▶ _PROBLEM TO SOLVE_
Output an exact reproduction of the data.

▶ _SOURCE MATERIAL_

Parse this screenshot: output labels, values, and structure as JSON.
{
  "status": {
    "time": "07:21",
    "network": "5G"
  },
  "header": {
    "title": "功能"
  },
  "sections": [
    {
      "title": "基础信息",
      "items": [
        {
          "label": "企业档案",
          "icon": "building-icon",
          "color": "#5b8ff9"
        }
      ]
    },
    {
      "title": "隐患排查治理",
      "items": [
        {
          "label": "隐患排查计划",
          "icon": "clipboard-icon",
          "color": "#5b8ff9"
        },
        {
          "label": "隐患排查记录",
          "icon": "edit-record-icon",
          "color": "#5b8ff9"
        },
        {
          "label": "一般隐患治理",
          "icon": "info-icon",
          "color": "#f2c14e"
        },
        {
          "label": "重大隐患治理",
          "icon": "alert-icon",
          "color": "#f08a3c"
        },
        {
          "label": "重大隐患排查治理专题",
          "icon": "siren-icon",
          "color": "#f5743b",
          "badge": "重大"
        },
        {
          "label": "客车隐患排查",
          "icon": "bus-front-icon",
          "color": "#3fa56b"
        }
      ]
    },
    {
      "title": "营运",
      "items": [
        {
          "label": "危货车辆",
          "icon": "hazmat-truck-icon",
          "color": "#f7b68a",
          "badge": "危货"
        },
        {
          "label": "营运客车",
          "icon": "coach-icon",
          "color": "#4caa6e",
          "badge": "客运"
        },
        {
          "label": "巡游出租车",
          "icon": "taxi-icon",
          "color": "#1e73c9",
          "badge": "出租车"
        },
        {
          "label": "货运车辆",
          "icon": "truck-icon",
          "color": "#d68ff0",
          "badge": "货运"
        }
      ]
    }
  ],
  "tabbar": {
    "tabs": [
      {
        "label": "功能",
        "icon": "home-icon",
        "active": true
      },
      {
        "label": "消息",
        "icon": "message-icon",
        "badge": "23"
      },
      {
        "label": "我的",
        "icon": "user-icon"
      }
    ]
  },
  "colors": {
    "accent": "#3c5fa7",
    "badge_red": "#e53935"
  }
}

▶ _RESULT OF THIS TASK_
Parse this screenshot: output labels, values, and structure as JSON.
{
  "status": {
    "time": "07:21",
    "network": "5G"
  },
  "header": {
    "title": "功能"
  },
  "sections": [
    {
      "title": "基础信息",
      "items": [
        {
          "label": "企业档案",
          "icon": "building-icon",
          "color": "#5b8ff9"
        }
      ]
    },
    {
      "title": "隐患排查治理",
      "items": [
        {
          "label": "隐患排查计划",
          "icon": "clipboard-icon",
          "color": "#5b8ff9"
        },
        {
          "label": "隐患排查记录",
          "icon": "edit-record-icon",
          "color": "#5b8ff9"
        },
        {
          "label": "一般隐患治理",
          "icon": "info-icon",
          "color": "#f2c14e"
        },
        {
          "label": "重大隐患治理",
          "icon": "alert-icon",
          "color": "#f08a3c"
        },
        {
          "label": "重大隐患排查治理专题",
          "icon": "siren-icon",
          "color": "#f5743b",
          "badge": "重大"
        },
        {
          "label": "客车隐患排查",
          "icon": "bus-front-icon",
          "color": "#3fa56b"
        }
      ]
    },
    {
      "title": "营运",
      "items": [
        {
          "label": "危货车辆",
          "icon": "hazmat-truck-icon",
          "color": "#f7b68a",
          "badge": "危货"
        },
        {
          "label": "营运客车",
          "icon": "coach-icon",
          "color": "#4caa6e",
          "badge": "客运"
        },
        {
          "label": "巡游出租车",
          "icon": "taxi-icon",
          "color": "#1e73c9",
          "badge": "出租车"
        },
        {
          "label": "货运车辆",
          "icon": "truck-icon",
          "color": "#d68ff0",
          "badge": "货运"
        }
      ]
    }
  ],
  "tabbar": {
    "tabs": [
      {
        "label": "功能",
        "icon": "home-icon",
        "active": true
      },
      {
        "label": "消息",
        "icon": "message-icon",
        "badge": "23"
      },
      {
        "label": "我的",
        "icon": "user-icon"
      }
    ]
  },
  "colors": {
    "accent": "#3c5fa7",
    "badge_red": "#e53935"
  }
}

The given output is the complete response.